WHAT NEEDS TO BE DONE
Repeat every record below exactly as it appears.
────────
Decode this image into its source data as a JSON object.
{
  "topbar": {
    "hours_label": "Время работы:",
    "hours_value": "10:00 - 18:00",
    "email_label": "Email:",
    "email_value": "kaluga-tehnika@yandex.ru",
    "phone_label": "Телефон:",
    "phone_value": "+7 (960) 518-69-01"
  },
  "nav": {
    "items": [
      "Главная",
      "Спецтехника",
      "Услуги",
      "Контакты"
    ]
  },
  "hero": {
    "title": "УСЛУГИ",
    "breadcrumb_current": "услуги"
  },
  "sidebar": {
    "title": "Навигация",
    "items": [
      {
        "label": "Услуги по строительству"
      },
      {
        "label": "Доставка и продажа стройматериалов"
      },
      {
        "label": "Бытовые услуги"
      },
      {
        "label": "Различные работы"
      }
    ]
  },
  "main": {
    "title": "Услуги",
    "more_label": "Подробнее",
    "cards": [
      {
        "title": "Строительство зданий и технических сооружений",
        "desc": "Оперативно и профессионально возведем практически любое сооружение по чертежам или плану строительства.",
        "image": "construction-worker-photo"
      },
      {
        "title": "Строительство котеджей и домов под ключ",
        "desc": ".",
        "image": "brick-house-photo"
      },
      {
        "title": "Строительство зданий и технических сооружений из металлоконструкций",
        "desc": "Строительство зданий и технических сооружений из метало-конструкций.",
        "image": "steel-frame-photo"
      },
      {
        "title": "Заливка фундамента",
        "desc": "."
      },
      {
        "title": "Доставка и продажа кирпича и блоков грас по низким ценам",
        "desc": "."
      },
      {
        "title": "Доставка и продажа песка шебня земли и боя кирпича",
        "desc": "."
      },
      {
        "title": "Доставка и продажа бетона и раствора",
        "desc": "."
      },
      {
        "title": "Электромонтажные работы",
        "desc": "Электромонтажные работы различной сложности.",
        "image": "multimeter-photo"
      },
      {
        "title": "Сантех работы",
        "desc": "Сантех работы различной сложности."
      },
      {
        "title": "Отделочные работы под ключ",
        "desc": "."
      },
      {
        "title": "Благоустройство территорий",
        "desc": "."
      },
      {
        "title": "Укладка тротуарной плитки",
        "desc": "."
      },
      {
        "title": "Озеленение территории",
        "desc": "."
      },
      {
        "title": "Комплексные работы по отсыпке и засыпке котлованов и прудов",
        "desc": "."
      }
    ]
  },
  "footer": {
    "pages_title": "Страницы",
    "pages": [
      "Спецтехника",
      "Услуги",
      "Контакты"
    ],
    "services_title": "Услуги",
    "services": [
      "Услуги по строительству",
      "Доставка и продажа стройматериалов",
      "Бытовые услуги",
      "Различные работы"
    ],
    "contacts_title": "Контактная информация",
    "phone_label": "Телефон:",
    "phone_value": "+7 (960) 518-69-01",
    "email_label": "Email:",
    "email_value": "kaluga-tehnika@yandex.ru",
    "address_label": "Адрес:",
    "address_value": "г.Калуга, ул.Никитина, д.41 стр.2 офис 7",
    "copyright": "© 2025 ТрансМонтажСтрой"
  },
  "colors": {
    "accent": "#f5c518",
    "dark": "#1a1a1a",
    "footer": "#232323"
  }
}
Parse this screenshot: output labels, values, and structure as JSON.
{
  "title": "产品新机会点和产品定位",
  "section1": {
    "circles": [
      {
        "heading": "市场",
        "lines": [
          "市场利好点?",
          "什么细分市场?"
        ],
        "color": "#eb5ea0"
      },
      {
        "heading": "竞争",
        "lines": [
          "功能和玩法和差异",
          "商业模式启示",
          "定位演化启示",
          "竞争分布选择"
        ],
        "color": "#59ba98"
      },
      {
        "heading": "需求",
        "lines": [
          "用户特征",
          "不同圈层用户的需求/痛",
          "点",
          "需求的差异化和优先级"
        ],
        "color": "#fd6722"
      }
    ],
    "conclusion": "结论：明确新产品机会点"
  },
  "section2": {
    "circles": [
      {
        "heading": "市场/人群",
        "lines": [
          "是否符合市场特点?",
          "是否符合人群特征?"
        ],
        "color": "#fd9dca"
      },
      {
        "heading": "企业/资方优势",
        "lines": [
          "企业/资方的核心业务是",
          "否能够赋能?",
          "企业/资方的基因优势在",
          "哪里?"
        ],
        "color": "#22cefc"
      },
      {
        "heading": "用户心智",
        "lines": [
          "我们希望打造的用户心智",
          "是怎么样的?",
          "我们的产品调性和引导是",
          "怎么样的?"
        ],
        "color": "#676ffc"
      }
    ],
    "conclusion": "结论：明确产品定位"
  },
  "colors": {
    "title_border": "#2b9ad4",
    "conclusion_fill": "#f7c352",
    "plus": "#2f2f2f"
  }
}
────────
RESULT OF THE EXERCISE
Decode this image into its source data as a JSON object.
{
  "topbar": {
    "hours_label": "Время работы:",
    "hours_value": "10:00 - 18:00",
    "email_label": "Email:",
    "email_value": "kaluga-tehnika@yandex.ru",
    "phone_label": "Телефон:",
    "phone_value": "+7 (960) 518-69-01"
  },
  "nav": {
    "items": [
      "Главная",
      "Спецтехника",
      "Услуги",
      "Контакты"
    ]
  },
  "hero": {
    "title": "УСЛУГИ",
    "breadcrumb_current": "услуги"
  },
  "sidebar": {
    "title": "Навигация",
    "items": [
      {
        "label": "Услуги по строительству"
      },
      {
        "label": "Доставка и продажа стройматериалов"
      },
      {
        "label": "Бытовые услуги"
      },
      {
        "label": "Различные работы"
      }
    ]
  },
  "main": {
    "title": "Услуги",
    "more_label": "Подробнее",
    "cards": [
      {
        "title": "Строительство зданий и технических сооружений",
        "desc": "Оперативно и профессионально возведем практически любое сооружение по чертежам или плану строительства.",
        "image": "construction-worker-photo"
      },
      {
        "title": "Строительство котеджей и домов под ключ",
        "desc": ".",
        "image": "brick-house-photo"
      },
      {
        "title": "Строительство зданий и технических сооружений из металлоконструкций",
        "desc": "Строительство зданий и технических сооружений из метало-конструкций.",
        "image": "steel-frame-photo"
      },
      {
        "title": "Заливка фундамента",
        "desc": "."
      },
      {
        "title": "Доставка и продажа кирпича и блоков грас по низким ценам",
        "desc": "."
      },
      {
        "title": "Доставка и продажа песка шебня земли и боя кирпича",
        "desc": "."
      },
      {
        "title": "Доставка и продажа бетона и раствора",
        "desc": "."
      },
      {
        "title": "Электромонтажные работы",
        "desc": "Электромонтажные работы различной сложности.",
        "image": "multimeter-photo"
      },
      {
        "title": "Сантех работы",
        "desc": "Сантех работы различной сложности."
      },
      {
        "title": "Отделочные работы под ключ",
        "desc": "."
      },
      {
        "title": "Благоустройство территорий",
        "desc": "."
      },
      {
        "title": "Укладка тротуарной плитки",
        "desc": "."
      },
      {
        "title": "Озеленение территории",
        "desc": "."
      },
      {
        "title": "Комплексные работы по отсыпке и засыпке котлованов и прудов",
        "desc": "."
      }
    ]
  },
  "footer": {
    "pages_title": "Страницы",
    "pages": [
      "Спецтехника",
      "Услуги",
      "Контакты"
    ],
    "services_title": "Услуги",
    "services": [
      "Услуги по строительству",
      "Доставка и продажа стройматериалов",
      "Бытовые услуги",
      "Различные работы"
    ],
    "contacts_title": "Контактная информация",
    "phone_label": "Телефон:",
    "phone_value": "+7 (960) 518-69-01",
    "email_label": "Email:",
    "email_value": "kaluga-tehnika@yandex.ru",
    "address_label": "Адрес:",
    "address_value": "г.Калуга, ул.Никитина, д.41 стр.2 офис 7",
    "copyright": "© 2025 ТрансМонтажСтрой"
  },
  "colors": {
    "accent": "#f5c518",
    "dark": "#1a1a1a",
    "footer": "#232323"
  }
}
Parse this screenshot: output labels, values, and structure as JSON.
{
  "title": "产品新机会点和产品定位",
  "section1": {
    "circles": [
      {
        "heading": "市场",
        "lines": [
          "市场利好点?",
          "什么细分市场?"
        ],
        "color": "#eb5ea0"
      },
      {
        "heading": "竞争",
        "lines": [
          "功能和玩法和差异",
          "商业模式启示",
          "定位演化启示",
          "竞争分布选择"
        ],
        "color": "#59ba98"
      },
      {
        "heading": "需求",
        "lines": [
          "用户特征",
          "不同圈层用户的需求/痛",
          "点",
          "需求的差异化和优先级"
        ],
        "color": "#fd6722"
      }
    ],
    "conclusion": "结论：明确新产品机会点"
  },
  "section2": {
    "circles": [
      {
        "heading": "市场/人群",
        "lines": [
          "是否符合市场特点?",
          "是否符合人群特征?"
        ],
        "color": "#fd9dca"
      },
      {
        "heading": "企业/资方优势",
        "lines": [
          "企业/资方的核心业务是",
          "否能够赋能?",
          "企业/资方的基因优势在",
          "哪里?"
        ],
        "color": "#22cefc"
      },
      {
        "heading": "用户心智",
        "lines": [
          "我们希望打造的用户心智",
          "是怎么样的?",
          "我们的产品调性和引导是",
          "怎么样的?"
        ],
        "color": "#676ffc"
      }
    ],
    "conclusion": "结论：明确产品定位"
  },
  "colors": {
    "title_border": "#2b9ad4",
    "conclusion_fill": "#f7c352",
    "plus": "#2f2f2f"
  }
}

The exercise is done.